SHORT TASK.
Read through the entries below and return each line with the word "JSON".

DATA FOR THIS TASK.
☆ ☆ ☆

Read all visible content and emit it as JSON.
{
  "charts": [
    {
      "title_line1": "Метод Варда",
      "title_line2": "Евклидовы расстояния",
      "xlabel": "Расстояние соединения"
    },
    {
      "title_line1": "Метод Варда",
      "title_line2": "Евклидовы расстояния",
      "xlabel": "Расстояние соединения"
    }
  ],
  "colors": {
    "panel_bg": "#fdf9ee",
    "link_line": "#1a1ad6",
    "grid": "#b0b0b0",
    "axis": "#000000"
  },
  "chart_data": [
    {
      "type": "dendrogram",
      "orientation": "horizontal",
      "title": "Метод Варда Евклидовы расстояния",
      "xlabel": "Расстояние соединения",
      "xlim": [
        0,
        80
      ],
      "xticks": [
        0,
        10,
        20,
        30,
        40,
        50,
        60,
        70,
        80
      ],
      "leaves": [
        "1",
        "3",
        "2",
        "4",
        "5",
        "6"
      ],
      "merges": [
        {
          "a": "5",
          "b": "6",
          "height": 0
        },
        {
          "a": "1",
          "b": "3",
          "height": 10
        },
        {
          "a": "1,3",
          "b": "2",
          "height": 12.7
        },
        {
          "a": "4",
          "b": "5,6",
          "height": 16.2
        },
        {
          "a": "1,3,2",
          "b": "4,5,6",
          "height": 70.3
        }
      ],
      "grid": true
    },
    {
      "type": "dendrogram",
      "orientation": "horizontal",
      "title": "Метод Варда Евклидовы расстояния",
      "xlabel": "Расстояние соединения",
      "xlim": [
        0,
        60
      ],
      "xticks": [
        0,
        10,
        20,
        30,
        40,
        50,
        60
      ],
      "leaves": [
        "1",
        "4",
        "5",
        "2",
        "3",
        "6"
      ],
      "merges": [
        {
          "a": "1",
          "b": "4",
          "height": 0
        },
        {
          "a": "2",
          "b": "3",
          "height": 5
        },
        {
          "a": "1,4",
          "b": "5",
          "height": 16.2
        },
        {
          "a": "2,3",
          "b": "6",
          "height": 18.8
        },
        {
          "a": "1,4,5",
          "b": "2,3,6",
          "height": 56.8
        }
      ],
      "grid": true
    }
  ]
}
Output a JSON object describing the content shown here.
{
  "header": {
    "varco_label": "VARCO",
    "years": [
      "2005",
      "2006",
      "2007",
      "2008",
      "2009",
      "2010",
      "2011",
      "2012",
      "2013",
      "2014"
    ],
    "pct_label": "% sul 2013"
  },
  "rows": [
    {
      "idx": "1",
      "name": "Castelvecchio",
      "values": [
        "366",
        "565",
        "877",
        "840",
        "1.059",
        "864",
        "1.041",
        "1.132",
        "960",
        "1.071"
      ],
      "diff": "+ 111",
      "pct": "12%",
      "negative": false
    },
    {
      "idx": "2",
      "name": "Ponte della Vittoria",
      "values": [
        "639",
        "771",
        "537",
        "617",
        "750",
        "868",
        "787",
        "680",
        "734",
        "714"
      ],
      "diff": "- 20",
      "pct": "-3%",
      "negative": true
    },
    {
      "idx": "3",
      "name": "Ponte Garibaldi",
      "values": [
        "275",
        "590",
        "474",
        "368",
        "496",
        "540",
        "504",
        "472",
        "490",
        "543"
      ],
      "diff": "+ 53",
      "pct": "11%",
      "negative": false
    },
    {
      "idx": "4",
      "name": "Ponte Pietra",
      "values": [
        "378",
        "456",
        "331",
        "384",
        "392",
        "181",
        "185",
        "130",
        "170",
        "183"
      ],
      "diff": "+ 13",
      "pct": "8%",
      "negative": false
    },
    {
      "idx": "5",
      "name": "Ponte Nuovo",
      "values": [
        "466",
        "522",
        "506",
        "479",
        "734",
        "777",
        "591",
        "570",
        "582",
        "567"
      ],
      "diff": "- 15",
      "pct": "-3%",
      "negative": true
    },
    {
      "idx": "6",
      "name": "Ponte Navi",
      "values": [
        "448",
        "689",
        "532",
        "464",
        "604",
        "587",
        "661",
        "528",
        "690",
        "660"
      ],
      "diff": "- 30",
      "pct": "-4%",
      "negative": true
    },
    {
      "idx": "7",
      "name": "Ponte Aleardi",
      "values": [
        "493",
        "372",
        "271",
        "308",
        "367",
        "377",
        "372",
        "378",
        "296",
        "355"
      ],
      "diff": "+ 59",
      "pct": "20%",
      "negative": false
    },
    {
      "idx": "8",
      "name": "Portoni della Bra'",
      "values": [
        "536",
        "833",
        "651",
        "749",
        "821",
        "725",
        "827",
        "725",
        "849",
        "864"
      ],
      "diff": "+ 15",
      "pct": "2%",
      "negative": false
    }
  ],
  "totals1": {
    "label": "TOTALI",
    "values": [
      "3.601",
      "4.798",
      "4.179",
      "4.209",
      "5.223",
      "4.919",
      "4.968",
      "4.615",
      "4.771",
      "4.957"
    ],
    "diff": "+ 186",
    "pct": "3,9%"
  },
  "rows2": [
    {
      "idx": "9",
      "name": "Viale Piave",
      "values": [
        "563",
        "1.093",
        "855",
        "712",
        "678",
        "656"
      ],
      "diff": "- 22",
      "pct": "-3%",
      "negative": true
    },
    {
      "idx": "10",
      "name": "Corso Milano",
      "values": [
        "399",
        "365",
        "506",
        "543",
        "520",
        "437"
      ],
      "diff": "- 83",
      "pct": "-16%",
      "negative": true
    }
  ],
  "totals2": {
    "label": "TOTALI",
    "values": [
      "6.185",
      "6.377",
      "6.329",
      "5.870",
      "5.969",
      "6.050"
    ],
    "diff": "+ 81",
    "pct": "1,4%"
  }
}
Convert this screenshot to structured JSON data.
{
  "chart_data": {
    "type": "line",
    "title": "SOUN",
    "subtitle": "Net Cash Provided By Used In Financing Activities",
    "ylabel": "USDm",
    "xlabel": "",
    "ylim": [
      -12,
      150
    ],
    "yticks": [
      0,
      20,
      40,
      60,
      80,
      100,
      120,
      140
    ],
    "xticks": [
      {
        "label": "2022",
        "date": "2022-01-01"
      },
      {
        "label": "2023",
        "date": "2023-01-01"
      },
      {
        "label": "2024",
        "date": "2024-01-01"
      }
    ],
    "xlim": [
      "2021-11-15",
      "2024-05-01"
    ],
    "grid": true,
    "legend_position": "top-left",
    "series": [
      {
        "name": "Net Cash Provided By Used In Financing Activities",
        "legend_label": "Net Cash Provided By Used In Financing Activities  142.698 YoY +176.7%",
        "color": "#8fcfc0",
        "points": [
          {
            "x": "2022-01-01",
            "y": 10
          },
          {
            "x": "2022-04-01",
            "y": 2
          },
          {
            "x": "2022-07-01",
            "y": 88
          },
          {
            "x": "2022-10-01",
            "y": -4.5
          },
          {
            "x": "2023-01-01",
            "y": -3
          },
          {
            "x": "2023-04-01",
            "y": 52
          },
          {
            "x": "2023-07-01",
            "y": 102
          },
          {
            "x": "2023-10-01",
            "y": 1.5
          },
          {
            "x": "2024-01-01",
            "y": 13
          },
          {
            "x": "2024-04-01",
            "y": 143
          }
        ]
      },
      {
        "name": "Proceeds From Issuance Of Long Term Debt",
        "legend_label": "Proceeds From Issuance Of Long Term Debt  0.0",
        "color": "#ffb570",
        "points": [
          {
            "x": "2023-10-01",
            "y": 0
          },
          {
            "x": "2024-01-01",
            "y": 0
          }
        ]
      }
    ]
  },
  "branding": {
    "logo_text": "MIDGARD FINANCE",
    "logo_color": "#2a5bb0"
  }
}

☆ ☆ ☆

ANSWER FOR THIS EXERCISE.
Read all visible content and emit it as JSON.
Output a JSON object describing the content shown here.
Convert this screenshot to structured JSON data.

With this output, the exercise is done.